You say she loves you but her actions really contradict that. She doesn’t care if she pleases you and is only staying for the kids and financial reasons. Sorry you really need to read between the lines. If that is all she is about then leave the marriage and move on. If you want to save it then I strongly suggest couple counseling to define the “real” problems in the relationship. The flirting with other men and not giving a rat’s butt about your feelings, needs and concerns is a huge flag. Demand that she go to counseling with you or you will find yourself in a worse position then you are now and quick.


----------



## p22pqq2 (May 7, 2009)

Thanks for the input,


I'm really torn here. We DO seem to get along just fine, we joke around with each other it's just that there is no fire or passion in our marriage. I think there is a level of disrespect from her. We are more like "buddies" than husband and wife. I asked her about now wanting or caring to please me and she said she felt that way "at the time". She does care for me....I think.


Doc


----------



## findingpeace (Mar 14, 2009)

> [Stated problem 1]: Reproduce, word for word, the stretch of the forum posts that begins with "I'm really torn" and ends with "(Mar 14, 2009)".
The forum posts and the rows that come after them are unrelated material.

> [Material provided]:

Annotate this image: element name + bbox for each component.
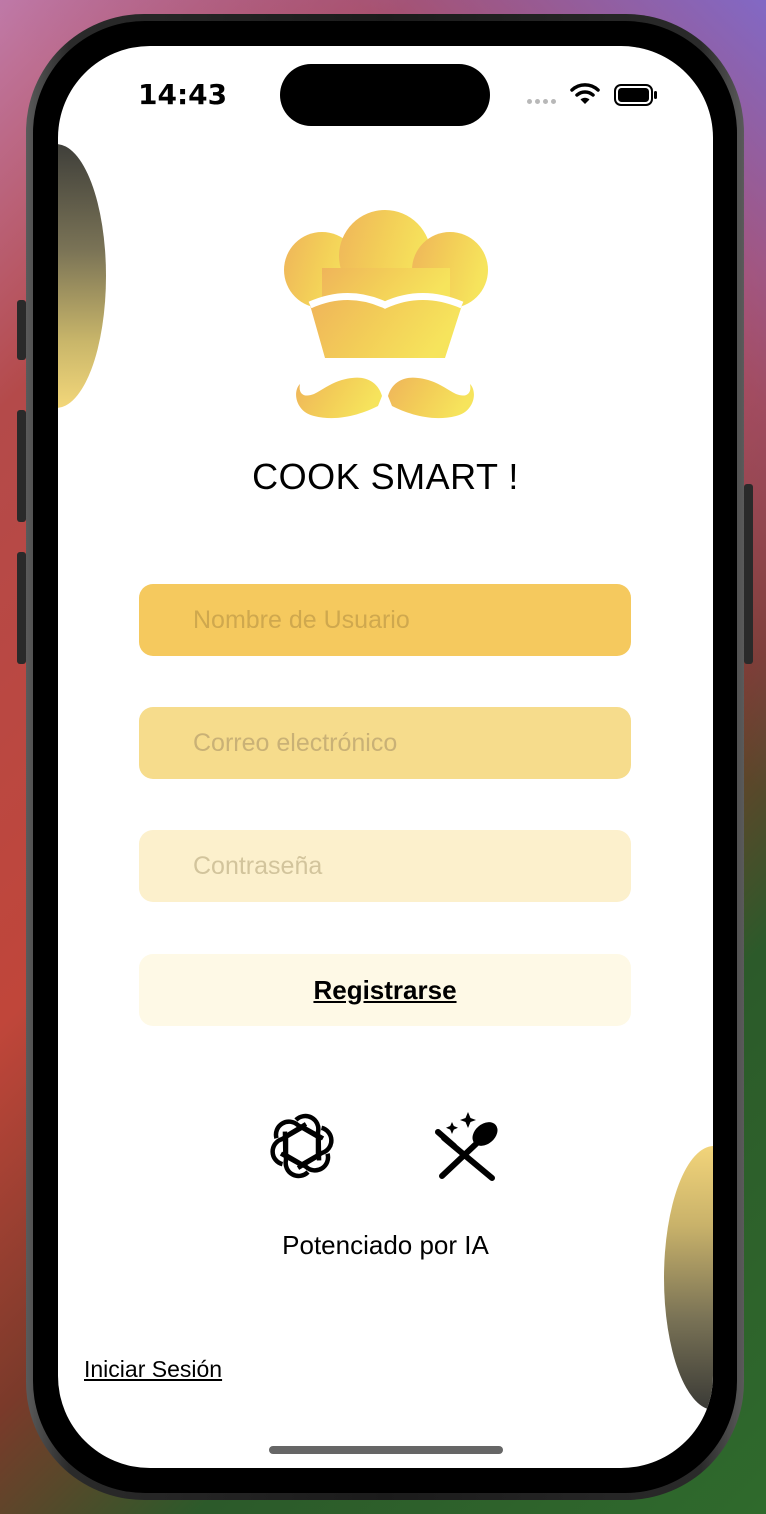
chef-hat-mustache-logo bbox=[284, 210, 488, 419]
volume-up-button bbox=[17, 410, 26, 522]
powered-by-label: Potenciado por IA bbox=[282, 1230, 489, 1260]
status-time: 14:43 bbox=[138, 78, 228, 111]
username-input[interactable] bbox=[139, 584, 631, 656]
login-link[interactable]: Iniciar Sesión bbox=[84, 1356, 222, 1383]
openai-icon bbox=[270, 1113, 334, 1179]
action-button bbox=[17, 300, 26, 360]
phone-screen: 14:43 COOK SMART ! Registrarse bbox=[58, 46, 713, 1468]
dynamic-island bbox=[280, 64, 490, 126]
battery-icon bbox=[614, 84, 657, 106]
password-input[interactable] bbox=[139, 830, 631, 902]
signal-dots-icon bbox=[527, 99, 556, 104]
power-button bbox=[744, 484, 753, 664]
email-input[interactable] bbox=[139, 707, 631, 779]
magic-cooking-utensils-icon bbox=[435, 1112, 498, 1181]
volume-down-button bbox=[17, 552, 26, 664]
app-title: COOK SMART ! bbox=[252, 456, 519, 497]
wifi-icon bbox=[570, 83, 600, 104]
home-indicator[interactable] bbox=[269, 1446, 503, 1454]
decorative-blob-left bbox=[58, 144, 106, 408]
register-button[interactable]: Registrarse bbox=[139, 954, 631, 1026]
decorative-blob-right bbox=[664, 1146, 713, 1410]
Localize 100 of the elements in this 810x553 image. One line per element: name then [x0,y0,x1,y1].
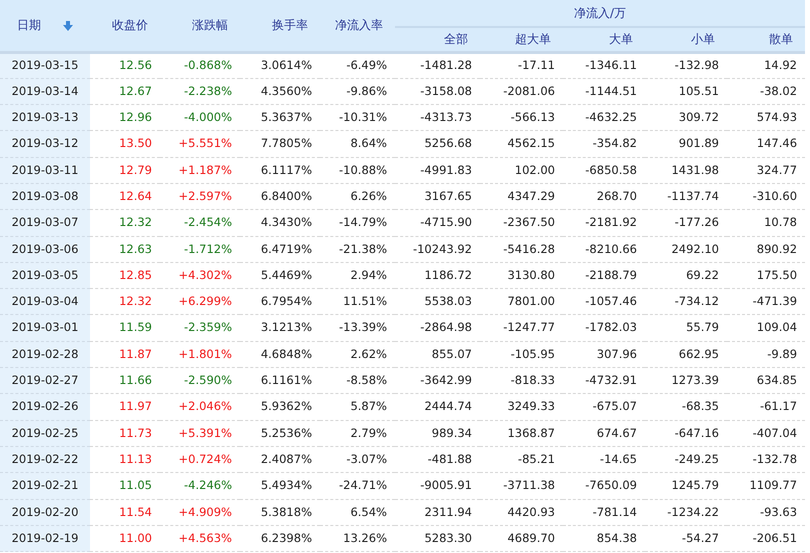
table-cell: -675.07 [592,399,637,414]
group-header: 净流入/万 [574,6,626,20]
table-cell: 109.04 [756,320,798,334]
table-cell: 309.72 [678,110,719,124]
table-cell: 2019-02-26 [12,399,78,414]
table-cell: -2.454% [184,215,232,230]
column-header[interactable]: 散单 [769,32,794,46]
table-cell: 6.4719% [260,242,312,256]
table-cell: 12.85 [119,268,152,282]
table-cell: 2.79% [350,426,387,440]
table-cell: 5256.68 [424,136,472,150]
table-cell: -38.02 [760,84,798,98]
table-cell: 2019-03-14 [12,84,78,98]
column-header[interactable]: 涨跌幅 [192,18,228,32]
table-cell: -3642.99 [420,373,472,388]
table-cell: 5.87% [350,399,387,414]
table-cell: +4.302% [178,268,232,282]
table-cell: +2.597% [178,189,232,203]
table-cell: 6.26% [350,189,387,203]
table-cell: 2019-02-22 [12,452,78,466]
table-cell: 11.87 [119,346,152,361]
table-cell: 1273.39 [671,373,719,388]
table-cell: 890.92 [756,242,798,256]
table-cell: 2019-03-12 [12,136,78,150]
table-cell: 6.8400% [260,189,312,203]
table-cell: 4.3560% [260,84,312,98]
table-cell: -85.21 [518,452,555,466]
column-header[interactable]: 收盘价 [112,18,148,32]
table-cell: 6.1161% [260,373,312,388]
table-cell: -177.26 [674,215,719,230]
table-cell: -4991.83 [420,162,472,177]
table-cell: -1247.77 [503,320,555,334]
table-cell: -9.86% [346,84,387,98]
table-cell: 12.56 [119,58,152,72]
table-cell: 11.59 [119,320,152,334]
table-cell: 6.7954% [260,294,312,308]
table-cell: 11.73 [119,426,152,440]
table-cell: -4313.73 [420,110,472,124]
column-header[interactable]: 净流入率 [335,18,383,32]
sort-arrow-icon[interactable] [63,20,73,31]
table-cell: -4.246% [184,478,232,492]
table-cell: -1782.03 [585,320,637,334]
table-cell: 3249.33 [507,399,555,414]
table-cell: 574.93 [756,110,798,124]
table-cell: 2019-03-15 [12,58,78,72]
table-cell: -8.58% [346,373,387,388]
table-cell: 4689.70 [507,530,555,545]
table-cell: 4.3430% [260,215,312,230]
table-cell: 11.05 [119,478,152,492]
table-cell: -1137.74 [667,189,719,203]
table-cell: -132.78 [752,452,798,466]
table-cell: -734.12 [674,294,719,308]
table-cell: -2081.06 [503,84,555,98]
column-header[interactable]: 大单 [609,32,633,46]
table-cell: 12.63 [119,242,152,256]
table-cell: -2367.50 [503,215,555,230]
table-cell: 7.7805% [260,136,312,150]
table-cell: 3167.65 [424,189,472,203]
table-cell: 4.6848% [260,346,312,361]
table-cell: -206.51 [752,530,798,545]
table-cell: 989.34 [432,426,472,440]
table-cell: -8210.66 [585,242,637,256]
table-cell: -1057.46 [585,294,637,308]
table-cell: -3.07% [346,452,387,466]
table-cell: 662.95 [678,346,719,361]
table-cell: -354.82 [592,136,637,150]
table-cell: 13.50 [119,136,152,150]
table-cell: 2019-03-07 [12,215,78,230]
table-cell: -6.49% [346,58,387,72]
table-cell: 307.96 [596,346,637,361]
table-cell: 7801.00 [507,294,555,308]
table-cell: 2019-03-13 [12,110,78,124]
column-header[interactable]: 全部 [444,32,468,46]
column-header[interactable]: 小单 [691,32,715,46]
table-cell: -566.13 [510,110,555,124]
table-cell: -17.11 [518,58,555,72]
table-cell: 2019-03-04 [12,294,78,308]
table-cell: 102.00 [514,162,555,177]
column-header[interactable]: 换手率 [272,18,308,32]
table-cell: 11.97 [119,399,152,414]
table-cell: 901.89 [678,136,719,150]
column-header[interactable]: 日期 [17,18,41,32]
table-cell: +5.391% [178,426,232,440]
table-cell: 5.2536% [260,426,312,440]
table-cell: +5.551% [178,136,232,150]
table-cell: 2.4087% [260,452,312,466]
table-cell: -781.14 [592,504,637,519]
table-cell: +1.187% [178,162,232,177]
table-cell: 268.70 [596,189,637,203]
table-cell: -3158.08 [420,84,472,98]
table-cell: 11.51% [343,294,387,308]
table-cell: -13.39% [339,320,387,334]
table-cell: 14.92 [764,58,798,72]
table-cell: 2019-03-05 [12,268,78,282]
table-cell: +4.563% [178,530,232,545]
table-cell: 12.67 [119,84,152,98]
table-cell: 12.96 [119,110,152,124]
table-cell: -14.79% [339,215,387,230]
table-cell: -407.04 [752,426,798,440]
table-cell: 2019-02-25 [12,426,78,440]
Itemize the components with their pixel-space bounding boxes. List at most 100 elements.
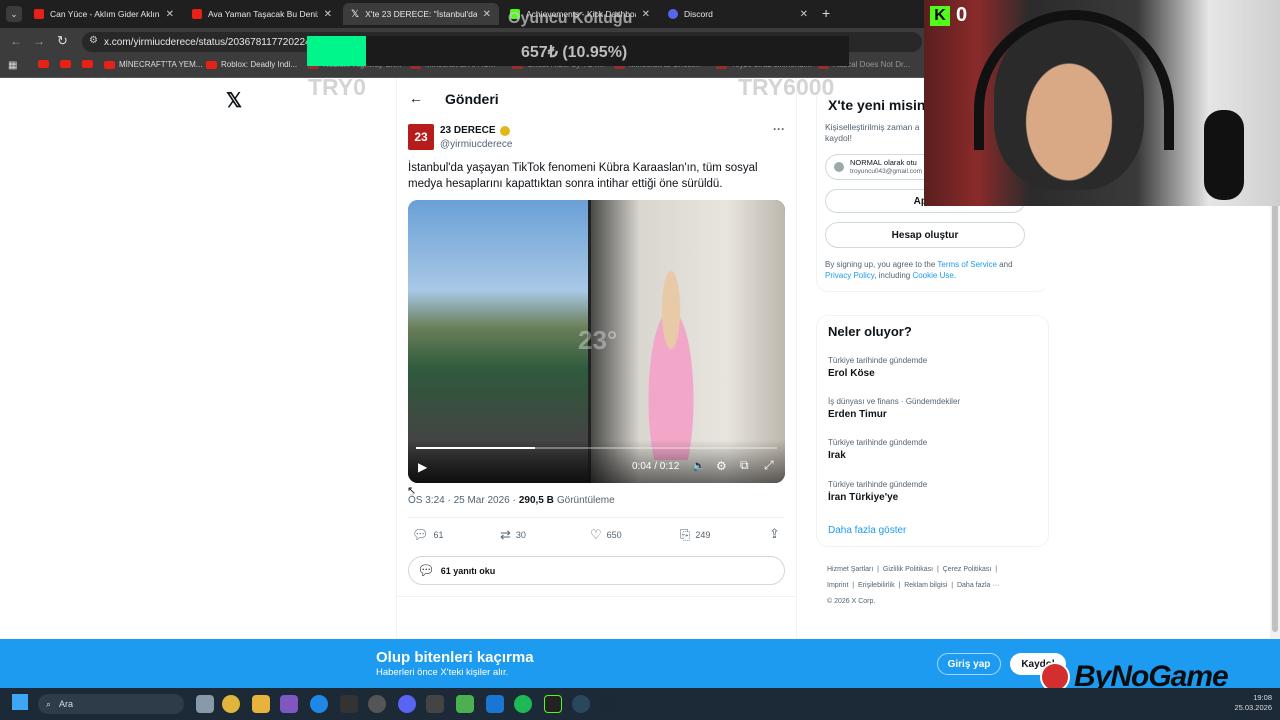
taskbar-clock[interactable]: 19:08 25.03.2026 (1226, 693, 1272, 713)
url-text: x.com/yirmiucderece/status/2036781177202… (104, 36, 322, 48)
overlay-min: TRY0 (308, 74, 366, 100)
reply-button[interactable]: 💬︎ 61 (412, 527, 444, 543)
browser-tab[interactable]: Ava Yaman Taşacak Bu Deniz O✕ (184, 3, 340, 25)
video-progress-track[interactable] (416, 447, 777, 449)
terms-link[interactable]: Terms of Service (937, 260, 997, 269)
youtube-icon (82, 60, 93, 68)
video-watermark: 23° (578, 325, 618, 355)
footer-link[interactable]: Gizlilik Politikası (883, 566, 933, 573)
apps-icon[interactable]: ▦ (8, 60, 17, 71)
comment-icon: 💬︎ (417, 562, 435, 578)
video-progress-fill (416, 447, 536, 449)
close-icon[interactable]: ✕ (642, 9, 650, 20)
footer-link[interactable]: Çerez Politikası (943, 566, 992, 573)
discord-icon[interactable] (398, 695, 416, 713)
privacy-link[interactable]: Privacy Policy (825, 271, 874, 280)
user-avatar-icon (834, 162, 844, 172)
trends-title: Neler oluyor? (828, 324, 912, 339)
trend-item[interactable]: Türkiye tarihinde gündemde İran Türkiye'y… (828, 480, 927, 503)
app-icon[interactable] (340, 695, 358, 713)
close-icon[interactable]: ✕ (166, 9, 174, 20)
footer-link[interactable]: Daha fazla ··· (957, 582, 999, 589)
app-icon[interactable] (280, 695, 298, 713)
steam-icon[interactable] (602, 695, 620, 713)
close-icon[interactable]: ✕ (800, 9, 808, 20)
app-icon[interactable] (426, 695, 444, 713)
pip-icon[interactable]: ⧉ (740, 458, 749, 473)
play-icon[interactable]: ▶ (418, 460, 427, 474)
obs-icon[interactable] (368, 695, 386, 713)
trend-item[interactable]: Türkiye tarihinde gündemde Irak (828, 438, 927, 461)
site-info-icon[interactable]: ⚙ (89, 35, 98, 46)
youtube-icon (38, 60, 49, 68)
search-icon: ⌕ (46, 698, 52, 709)
back-icon[interactable]: ← (10, 34, 22, 48)
youtube-icon (192, 9, 202, 19)
footer-link[interactable]: Hizmet Şartları (827, 566, 873, 573)
bookmark-youtube[interactable] (82, 60, 97, 68)
fullscreen-icon[interactable]: ⤢ (764, 458, 774, 473)
webcam-overlay: K 0 (924, 0, 1280, 206)
footer-link[interactable]: Imprint (827, 582, 848, 589)
youtube-icon (206, 60, 217, 69)
kick-logo-icon: K (930, 5, 950, 26)
taskbar-search[interactable]: ⌕ Ara (38, 694, 184, 714)
trend-item[interactable]: Türkiye tarihinde gündemde Erol Köse (828, 356, 927, 379)
settings-icon[interactable]: ⚙ (716, 459, 727, 473)
like-button[interactable]: ♡ 650 (590, 527, 622, 543)
bookmark-item[interactable]: Roblox: Deadly Indi... (206, 60, 297, 69)
back-arrow-icon[interactable]: ← (409, 90, 423, 106)
avatar[interactable]: 23 (408, 124, 434, 150)
app-icon[interactable] (486, 695, 504, 713)
minecraft-icon[interactable] (456, 695, 474, 713)
footer-links: Hizmet Şartları | Gizlilik Politikası | … (827, 566, 1000, 605)
spotify-icon[interactable] (514, 695, 532, 713)
more-options-icon[interactable]: ··· (773, 122, 785, 136)
browser-tab[interactable]: Can Yüce - Aklım Gider Aklına (✕ (26, 3, 182, 25)
trend-item[interactable]: İş dünyası ve finans · Gündemdekiler Erde… (828, 397, 960, 420)
browser-tab-active[interactable]: 𝕏 X'te 23 DERECE: "İstanbul'da ya ✕ (343, 3, 499, 25)
x-logo-icon[interactable]: 𝕏 (226, 88, 242, 113)
bookmark-youtube[interactable] (60, 60, 75, 68)
video-time: 0:04 / 0:12 (632, 461, 680, 472)
new-tab-button[interactable]: + (822, 5, 830, 21)
close-icon[interactable]: ✕ (324, 9, 332, 20)
folder-icon[interactable] (252, 695, 270, 713)
create-account-button[interactable]: Hesap oluştur (825, 222, 1025, 248)
volume-icon[interactable]: 🔈 (692, 459, 706, 472)
windows-start-icon[interactable] (12, 694, 28, 710)
google-signin-button[interactable]: NORMAL olarak otu troyuncu043@gmail.com (825, 154, 935, 180)
bookmark-youtube[interactable] (38, 60, 53, 68)
close-icon[interactable]: ✕ (483, 9, 491, 20)
footer-link[interactable]: Reklam bilgisi (904, 582, 947, 589)
reload-icon[interactable]: ↻ (57, 33, 68, 49)
edge-icon[interactable] (310, 695, 328, 713)
chrome-icon[interactable] (222, 695, 240, 713)
tweet-meta: ÖS 3:24 · 25 Mar 2026 · 290,5 B Görüntül… (408, 495, 615, 506)
steam-icon[interactable] (572, 695, 590, 713)
read-replies-button[interactable]: 💬︎ 61 yanıtı oku (408, 556, 785, 585)
footer-link[interactable]: Erişilebilirlik (858, 582, 895, 589)
youtube-icon (60, 60, 71, 68)
task-view-icon[interactable] (196, 695, 214, 713)
reply-icon: 💬︎ (412, 527, 429, 542)
share-icon[interactable]: ⇪ (769, 526, 780, 542)
show-more-link[interactable]: Daha fazla göster (828, 525, 906, 536)
bookmark-item[interactable]: MİNECRAFT'TA YEM... (104, 60, 202, 69)
youtube-icon (34, 9, 44, 19)
tab-search-button[interactable]: ⌄ (6, 6, 22, 22)
bookmark-button[interactable]: ⎘ 249 (680, 527, 710, 543)
banner-title: Olup bitenleri kaçırma (376, 649, 534, 666)
tweet-author-handle[interactable]: @yirmiucderece (440, 139, 512, 150)
tweet-video[interactable]: 23° ▶ 0:04 / 0:12 🔈 ⚙ ⧉ ⤢ (408, 200, 785, 483)
tweet-author-name[interactable]: 23 DERECE (440, 125, 510, 136)
cookie-link[interactable]: Cookie Use (912, 271, 953, 280)
login-button[interactable]: Giriş yap (937, 653, 1001, 675)
repost-button[interactable]: ⇄ 30 (500, 527, 526, 543)
signup-legal: By signing up, you agree to the Terms of… (825, 260, 1013, 280)
forward-icon[interactable]: → (33, 34, 45, 48)
page-title: Gönderi (445, 91, 499, 107)
column-divider (396, 78, 397, 638)
kick-icon[interactable] (544, 695, 562, 713)
browser-tab[interactable]: Discord ✕ (660, 3, 816, 25)
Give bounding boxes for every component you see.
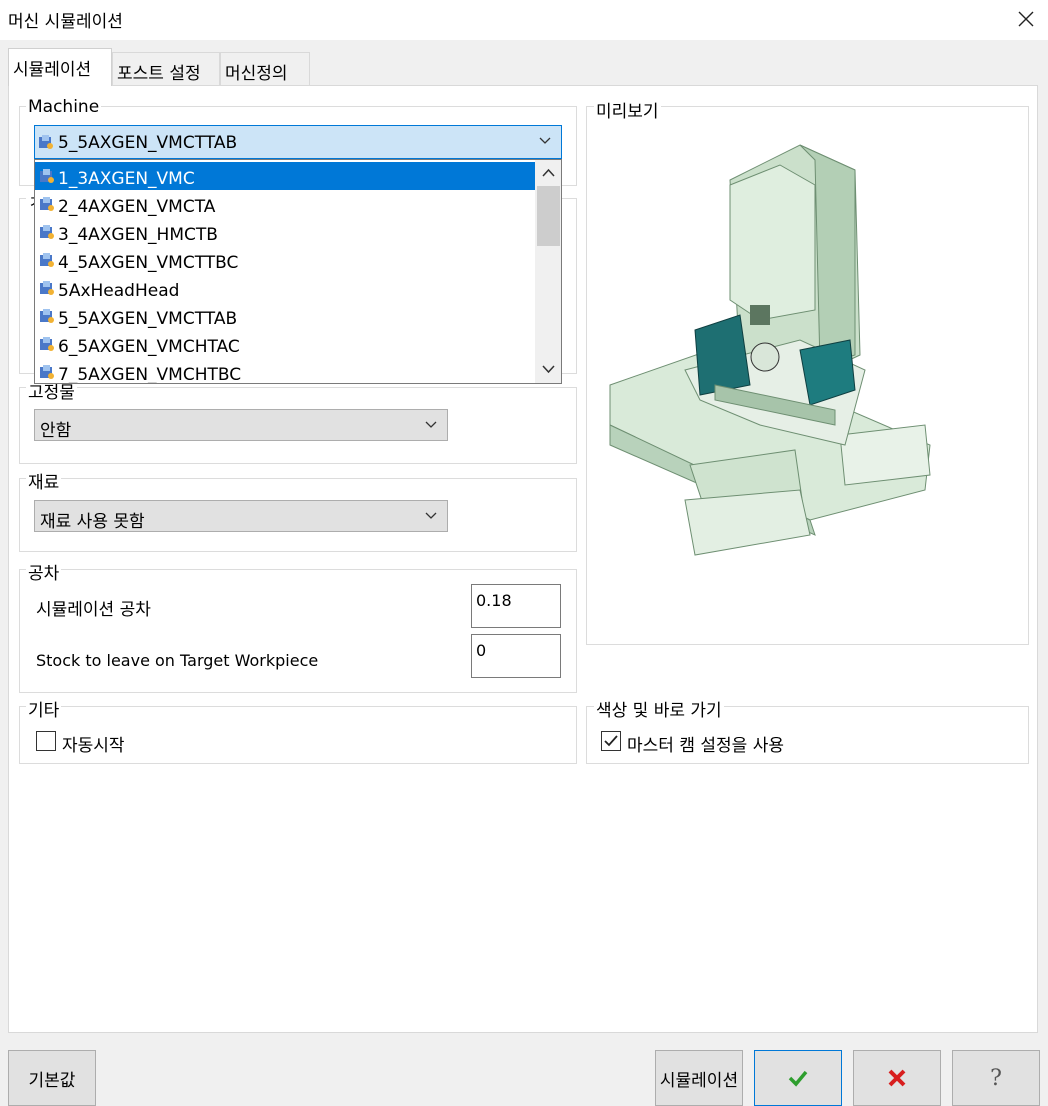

> [Stated problem 2]: Copy out the rows from the line containing "table-cell: -675.07 [592,399,637,414]" through the line containing "table-cell: 6.8400% [260,189,312,203]", both included, and nothing else.

> [Exercise solution 1]:
I'm really torn here. We DO seem to get along just fine, we joke around with each other it's just that there is no fire or passion in our marriage. I think there is a level of disrespect from her. We are more like "buddies" than husband and wife. I asked her about now wanting or caring to please me and she said she felt that way "at the time". She does care for me....I think.


Doc


----------



## findingpeace (Mar 14, 2009)

> [Exercise solution 2]:
table-cell: -675.07 [592,399,637,414]
group-header: 净流入/万 [574,6,626,20]
table-cell: 109.04 [756,320,798,334]
table-cell: 309.72 [678,110,719,124]
table-cell: 2019-02-26 [12,399,78,414]
table-cell: -2.454% [184,215,232,230]
column-header[interactable]: 散单 [769,32,794,46]
table-cell: 6.4719% [260,242,312,256]
table-cell: 12.85 [119,268,152,282]
table-cell: 2.79% [350,426,387,440]
table-cell: 5256.68 [424,136,472,150]
table-cell: -38.02 [760,84,798,98]
table-cell: 2019-03-14 [12,84,78,98]
column-header[interactable]: 涨跌幅 [192,18,228,32]
table-cell: -3642.99 [420,373,472,388]
table-cell: 5.87% [350,399,387,414]
table-cell: +4.302% [178,268,232,282]
table-cell: +2.597% [178,189,232,203]
table-cell: 6.26% [350,189,387,203]
table-cell: 2019-02-22 [12,452,78,466]
table-cell: 11.87 [119,346,152,361]
table-cell: 1273.39 [671,373,719,388]
table-cell: 890.92 [756,242,798,256]
table-cell: 2019-03-12 [12,136,78,150]
table-cell: 6.8400% [260,189,312,203]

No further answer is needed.